Look for the string "exit" in the lines and copy each line that has it.
— Start of Input rows —
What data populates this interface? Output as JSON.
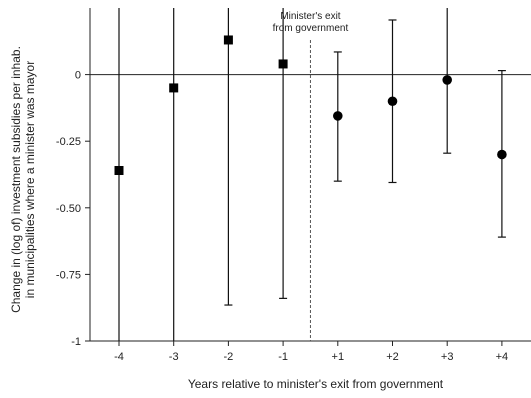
{
  "chart_data": {
    "type": "scatter",
    "title": "",
    "xlabel": "Years relative to minister's exit from government",
    "ylabel_lines": [
      "Change in (log of) investment subsidies per inhab.",
      "in municipalities where a minister was mayor"
    ],
    "categories": [
      "-4",
      "-3",
      "-2",
      "-1",
      "+1",
      "+2",
      "+3",
      "+4"
    ],
    "y_ticks": [
      0,
      -0.25,
      -0.5,
      -0.75,
      -1
    ],
    "y_tick_labels": [
      "0",
      "-0.25",
      "-0.50",
      "-0.75",
      "-1"
    ],
    "ylim": [
      -1,
      0.25
    ],
    "reference_line": 0,
    "points": [
      {
        "x": "-4",
        "y": -0.36,
        "ci_low": -1.0,
        "ci_high": 0.25,
        "marker": "square"
      },
      {
        "x": "-3",
        "y": -0.05,
        "ci_low": -1.0,
        "ci_high": 0.25,
        "marker": "square"
      },
      {
        "x": "-2",
        "y": 0.13,
        "ci_low": -0.865,
        "ci_high": 0.25,
        "marker": "square"
      },
      {
        "x": "-1",
        "y": 0.04,
        "ci_low": -0.84,
        "ci_high": 0.25,
        "marker": "square"
      },
      {
        "x": "+1",
        "y": -0.155,
        "ci_low": -0.4,
        "ci_high": 0.085,
        "marker": "circle"
      },
      {
        "x": "+2",
        "y": -0.1,
        "ci_low": -0.405,
        "ci_high": 0.205,
        "marker": "circle"
      },
      {
        "x": "+3",
        "y": -0.02,
        "ci_low": -0.295,
        "ci_high": 0.25,
        "marker": "circle"
      },
      {
        "x": "+4",
        "y": -0.3,
        "ci_low": -0.61,
        "ci_high": 0.015,
        "marker": "circle"
      }
    ],
    "event_line": {
      "between": [
        "-1",
        "+1"
      ],
      "style": "dashed",
      "label_lines": [
        "Minister's exit",
        "from government"
      ]
    },
    "grid": false,
    "legend": "none"
  }
}
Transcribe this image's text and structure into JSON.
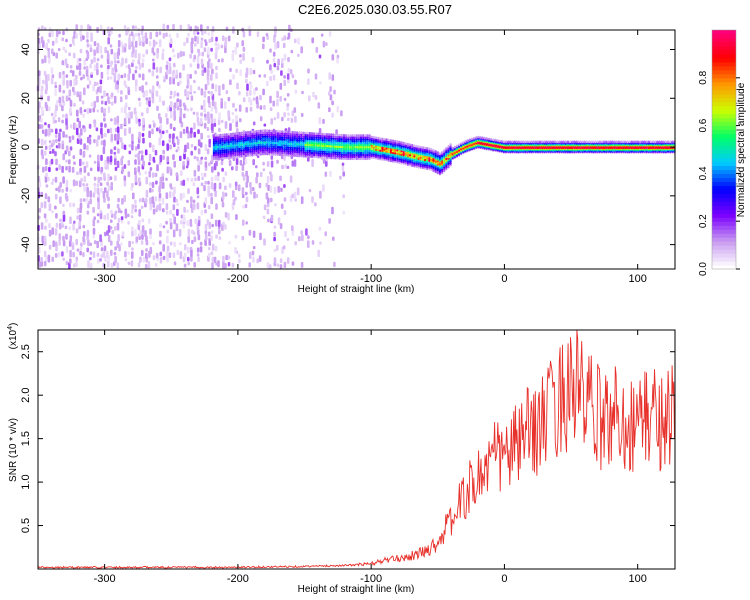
{
  "title": "C2E6.2025.030.03.55.R07",
  "chart_data": [
    {
      "type": "heatmap",
      "xlabel": "Height of straight line (km)",
      "ylabel": "Frequency (Hz)",
      "xlim": [
        -350,
        128
      ],
      "ylim": [
        -50,
        48
      ],
      "xticks": [
        -300,
        -200,
        -100,
        0,
        100
      ],
      "yticks": [
        -40,
        -20,
        0,
        20,
        40
      ],
      "colorbar": {
        "label": "Normalized spectral amplitude",
        "ticks": [
          "0.0",
          "0.2",
          "0.4",
          "0.6",
          "0.8"
        ],
        "range": [
          0,
          1
        ],
        "colors": [
          "#ffffff",
          "#c89bf0",
          "#7b00ff",
          "#0000ff",
          "#00ccff",
          "#00ff66",
          "#ccff00",
          "#ff9900",
          "#ff0000",
          "#ff0077"
        ]
      },
      "ridge": {
        "x": [
          -215,
          -180,
          -150,
          -120,
          -100,
          -80,
          -65,
          -55,
          -48,
          -40,
          -30,
          -20,
          -10,
          0,
          20,
          50,
          100,
          128
        ],
        "frequency": [
          0,
          2,
          1,
          0,
          0,
          -2,
          -4,
          -5,
          -7,
          -3,
          0,
          2,
          1,
          0,
          0,
          0,
          0,
          0
        ]
      }
    },
    {
      "type": "line",
      "xlabel": "Height of straight line (km)",
      "ylabel": "SNR (10 * v/v)",
      "y_multiplier": "(x10",
      "y_multiplier_exp": "4",
      "xlim": [
        -350,
        128
      ],
      "ylim": [
        0,
        2.75
      ],
      "xticks": [
        -300,
        -200,
        -100,
        0,
        100
      ],
      "yticks": [
        "0.5",
        "1.0",
        "1.5",
        "2.0",
        "2.5"
      ],
      "series": [
        {
          "color": "#e8302a",
          "x": [
            -350,
            -300,
            -250,
            -200,
            -150,
            -120,
            -100,
            -90,
            -80,
            -70,
            -60,
            -50,
            -45,
            -40,
            -35,
            -30,
            -25,
            -20,
            -15,
            -10,
            -5,
            0,
            5,
            10,
            15,
            20,
            25,
            30,
            35,
            40,
            45,
            50,
            55,
            60,
            65,
            70,
            75,
            80,
            85,
            90,
            95,
            100,
            105,
            110,
            115,
            120,
            125
          ],
          "y": [
            0.02,
            0.02,
            0.02,
            0.02,
            0.03,
            0.04,
            0.06,
            0.1,
            0.12,
            0.15,
            0.2,
            0.3,
            0.45,
            0.55,
            0.7,
            0.85,
            0.95,
            1.05,
            1.15,
            1.25,
            1.3,
            1.3,
            1.35,
            1.45,
            1.5,
            1.6,
            1.65,
            1.7,
            1.8,
            1.95,
            2.0,
            2.15,
            2.1,
            1.9,
            1.85,
            1.75,
            1.7,
            1.75,
            1.8,
            1.7,
            1.65,
            1.7,
            1.75,
            1.8,
            1.7,
            1.75,
            1.8
          ]
        }
      ]
    }
  ]
}
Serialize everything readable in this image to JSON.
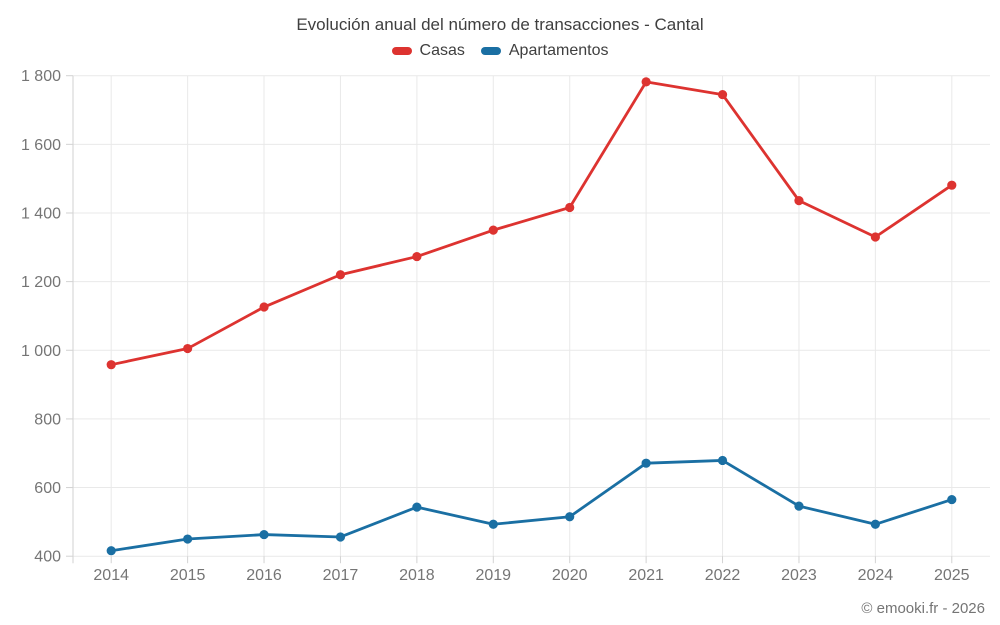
{
  "header": {
    "title": "Evolución anual del número de transacciones - Cantal"
  },
  "legend": {
    "items": [
      {
        "label": "Casas",
        "color": "#dd3330"
      },
      {
        "label": "Apartamentos",
        "color": "#1a6fa3"
      }
    ]
  },
  "footer": {
    "credit": "© emooki.fr - 2026"
  },
  "chart_data": {
    "type": "line",
    "title": "Evolución anual del número de transacciones - Cantal",
    "categories": [
      "2014",
      "2015",
      "2016",
      "2017",
      "2018",
      "2019",
      "2020",
      "2021",
      "2022",
      "2023",
      "2024",
      "2025"
    ],
    "series": [
      {
        "name": "Casas",
        "color": "#dd3330",
        "values": [
          958,
          1005,
          1126,
          1220,
          1273,
          1350,
          1416,
          1782,
          1745,
          1436,
          1330,
          1481
        ]
      },
      {
        "name": "Apartamentos",
        "color": "#1a6fa3",
        "values": [
          416,
          450,
          463,
          456,
          543,
          493,
          515,
          671,
          679,
          546,
          493,
          565
        ]
      }
    ],
    "xlabel": "",
    "ylabel": "",
    "ylim": [
      400,
      1800
    ],
    "yticks": [
      400,
      600,
      800,
      1000,
      1200,
      1400,
      1600,
      1800
    ],
    "ytick_labels": [
      "400",
      "600",
      "800",
      "1 000",
      "1 200",
      "1 400",
      "1 600",
      "1 800"
    ],
    "grid": true,
    "legend_position": "top",
    "colors": {
      "grid": "#e9e9e9",
      "axis": "#d2d2d2",
      "tick_text": "#757575",
      "title_text": "#3f3f3f"
    }
  }
}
— End of Input rows —
▸ Written answer
    "xlabel": "Years relative to minister's exit from government",
        "Minister's exit",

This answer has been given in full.